++++ DATASET ++++
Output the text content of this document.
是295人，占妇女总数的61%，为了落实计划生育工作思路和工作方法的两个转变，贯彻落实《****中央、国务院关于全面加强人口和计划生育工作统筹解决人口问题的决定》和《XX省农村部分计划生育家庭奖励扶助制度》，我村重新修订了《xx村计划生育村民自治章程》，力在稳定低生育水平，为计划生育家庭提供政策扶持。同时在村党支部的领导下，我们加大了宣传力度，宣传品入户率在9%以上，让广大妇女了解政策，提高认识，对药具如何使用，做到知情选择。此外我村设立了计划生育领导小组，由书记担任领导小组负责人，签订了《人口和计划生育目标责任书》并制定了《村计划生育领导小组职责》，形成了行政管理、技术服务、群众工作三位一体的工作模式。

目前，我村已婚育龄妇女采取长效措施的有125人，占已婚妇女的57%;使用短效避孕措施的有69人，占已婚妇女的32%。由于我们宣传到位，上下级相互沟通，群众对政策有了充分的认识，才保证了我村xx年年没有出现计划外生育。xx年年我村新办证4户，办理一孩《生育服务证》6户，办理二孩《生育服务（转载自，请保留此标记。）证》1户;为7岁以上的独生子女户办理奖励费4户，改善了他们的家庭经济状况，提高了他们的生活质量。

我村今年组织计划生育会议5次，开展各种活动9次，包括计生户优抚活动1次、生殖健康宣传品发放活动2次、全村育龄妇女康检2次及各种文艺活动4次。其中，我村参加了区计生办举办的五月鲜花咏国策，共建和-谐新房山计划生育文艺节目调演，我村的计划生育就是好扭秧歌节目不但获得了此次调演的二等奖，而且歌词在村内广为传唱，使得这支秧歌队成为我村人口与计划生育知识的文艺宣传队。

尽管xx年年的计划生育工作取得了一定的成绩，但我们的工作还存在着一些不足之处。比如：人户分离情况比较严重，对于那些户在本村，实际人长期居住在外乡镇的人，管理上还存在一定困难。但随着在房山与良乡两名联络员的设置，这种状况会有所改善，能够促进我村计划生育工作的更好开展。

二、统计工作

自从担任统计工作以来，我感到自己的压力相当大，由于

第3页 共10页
++++
SHORT EXERCISE:
Every line of the data above should be reproduced word for word.

EXPECTED ANSWER:
Output the text content of this document.
是295人，占妇女总数的61%，为了落实计划生育工作思路和工作方法的两个转变，贯彻落实《****中央、国务院关于全面加强人口和计划生育工作统筹解决人口问题的决定》和《XX省农村部分计划生育家庭奖励扶助制度》，我村重新修订了《xx村计划生育村民自治章程》，力在稳定低生育水平，为计划生育家庭提供政策扶持。同时在村党支部的领导下，我们加大了宣传力度，宣传品入户率在9%以上，让广大妇女了解政策，提高认识，对药具如何使用，做到知情选择。此外我村设立了计划生育领导小组，由书记担任领导小组负责人，签订了《人口和计划生育目标责任书》并制定了《村计划生育领导小组职责》，形成了行政管理、技术服务、群众工作三位一体的工作模式。

目前，我村已婚育龄妇女采取长效措施的有125人，占已婚妇女的57%;使用短效避孕措施的有69人，占已婚妇女的32%。由于我们宣传到位，上下级相互沟通，群众对政策有了充分的认识，才保证了我村xx年年没有出现计划外生育。xx年年我村新办证4户，办理一孩《生育服务证》6户，办理二孩《生育服务（转载自，请保留此标记。）证》1户;为7岁以上的独生子女户办理奖励费4户，改善了他们的家庭经济状况，提高了他们的生活质量。

我村今年组织计划生育会议5次，开展各种活动9次，包括计生户优抚活动1次、生殖健康宣传品发放活动2次、全村育龄妇女康检2次及各种文艺活动4次。其中，我村参加了区计生办举办的五月鲜花咏国策，共建和-谐新房山计划生育文艺节目调演，我村的计划生育就是好扭秧歌节目不但获得了此次调演的二等奖，而且歌词在村内广为传唱，使得这支秧歌队成为我村人口与计划生育知识的文艺宣传队。

尽管xx年年的计划生育工作取得了一定的成绩，但我们的工作还存在着一些不足之处。比如：人户分离情况比较严重，对于那些户在本村，实际人长期居住在外乡镇的人，管理上还存在一定困难。但随着在房山与良乡两名联络员的设置，这种状况会有所改善，能够促进我村计划生育工作的更好开展。

二、统计工作

自从担任统计工作以来，我感到自己的压力相当大，由于

第3页 共10页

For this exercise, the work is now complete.